RECORD EXTRACTS
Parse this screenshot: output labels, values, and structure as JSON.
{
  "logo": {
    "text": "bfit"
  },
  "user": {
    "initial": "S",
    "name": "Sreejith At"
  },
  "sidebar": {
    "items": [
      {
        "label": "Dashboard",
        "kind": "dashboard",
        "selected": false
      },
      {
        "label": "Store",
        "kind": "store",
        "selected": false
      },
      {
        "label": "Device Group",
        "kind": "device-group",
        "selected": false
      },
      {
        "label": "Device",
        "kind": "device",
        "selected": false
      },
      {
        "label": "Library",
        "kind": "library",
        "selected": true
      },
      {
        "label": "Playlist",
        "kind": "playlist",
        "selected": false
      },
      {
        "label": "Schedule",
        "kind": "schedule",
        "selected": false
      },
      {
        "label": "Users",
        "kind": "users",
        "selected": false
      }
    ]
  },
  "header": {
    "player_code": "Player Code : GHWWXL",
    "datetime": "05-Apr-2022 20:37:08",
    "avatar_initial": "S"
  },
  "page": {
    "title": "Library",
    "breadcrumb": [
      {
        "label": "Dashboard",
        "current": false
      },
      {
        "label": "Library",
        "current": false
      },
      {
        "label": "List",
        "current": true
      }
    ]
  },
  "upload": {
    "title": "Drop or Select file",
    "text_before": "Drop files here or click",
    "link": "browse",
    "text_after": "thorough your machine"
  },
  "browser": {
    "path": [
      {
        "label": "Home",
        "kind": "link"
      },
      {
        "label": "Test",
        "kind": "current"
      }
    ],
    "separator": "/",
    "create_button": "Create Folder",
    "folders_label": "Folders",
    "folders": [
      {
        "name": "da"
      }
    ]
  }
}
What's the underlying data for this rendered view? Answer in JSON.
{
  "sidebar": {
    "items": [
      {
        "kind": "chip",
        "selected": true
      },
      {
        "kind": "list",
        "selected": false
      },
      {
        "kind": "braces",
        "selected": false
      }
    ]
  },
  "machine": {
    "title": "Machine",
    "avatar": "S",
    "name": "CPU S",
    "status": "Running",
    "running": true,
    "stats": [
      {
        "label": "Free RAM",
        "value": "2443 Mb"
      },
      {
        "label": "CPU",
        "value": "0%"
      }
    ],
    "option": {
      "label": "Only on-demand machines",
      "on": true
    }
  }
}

PROBLEM TO SOLVE
Copy each line of the data exactly, leaving nothing out.

FINAL ANSWER
Parse this screenshot: output labels, values, and structure as JSON.
{
  "logo": {
    "text": "bfit"
  },
  "user": {
    "initial": "S",
    "name": "Sreejith At"
  },
  "sidebar": {
    "items": [
      {
        "label": "Dashboard",
        "kind": "dashboard",
        "selected": false
      },
      {
        "label": "Store",
        "kind": "store",
        "selected": false
      },
      {
        "label": "Device Group",
        "kind": "device-group",
        "selected": false
      },
      {
        "label": "Device",
        "kind": "device",
        "selected": false
      },
      {
        "label": "Library",
        "kind": "library",
        "selected": true
      },
      {
        "label": "Playlist",
        "kind": "playlist",
        "selected": false
      },
      {
        "label": "Schedule",
        "kind": "schedule",
        "selected": false
      },
      {
        "label": "Users",
        "kind": "users",
        "selected": false
      }
    ]
  },
  "header": {
    "player_code": "Player Code : GHWWXL",
    "datetime": "05-Apr-2022 20:37:08",
    "avatar_initial": "S"
  },
  "page": {
    "title": "Library",
    "breadcrumb": [
      {
        "label": "Dashboard",
        "current": false
      },
      {
        "label": "Library",
        "current": false
      },
      {
        "label": "List",
        "current": true
      }
    ]
  },
  "upload": {
    "title": "Drop or Select file",
    "text_before": "Drop files here or click",
    "link": "browse",
    "text_after": "thorough your machine"
  },
  "browser": {
    "path": [
      {
        "label": "Home",
        "kind": "link"
      },
      {
        "label": "Test",
        "kind": "current"
      }
    ],
    "separator": "/",
    "create_button": "Create Folder",
    "folders_label": "Folders",
    "folders": [
      {
        "name": "da"
      }
    ]
  }
}
What's the underlying data for this rendered view? Answer in JSON.
{
  "sidebar": {
    "items": [
      {
        "kind": "chip",
        "selected": true
      },
      {
        "kind": "list",
        "selected": false
      },
      {
        "kind": "braces",
        "selected": false
      }
    ]
  },
  "machine": {
    "title": "Machine",
    "avatar": "S",
    "name": "CPU S",
    "status": "Running",
    "running": true,
    "stats": [
      {
        "label": "Free RAM",
        "value": "2443 Mb"
      },
      {
        "label": "CPU",
        "value": "0%"
      }
    ],
    "option": {
      "label": "Only on-demand machines",
      "on": true
    }
  }
}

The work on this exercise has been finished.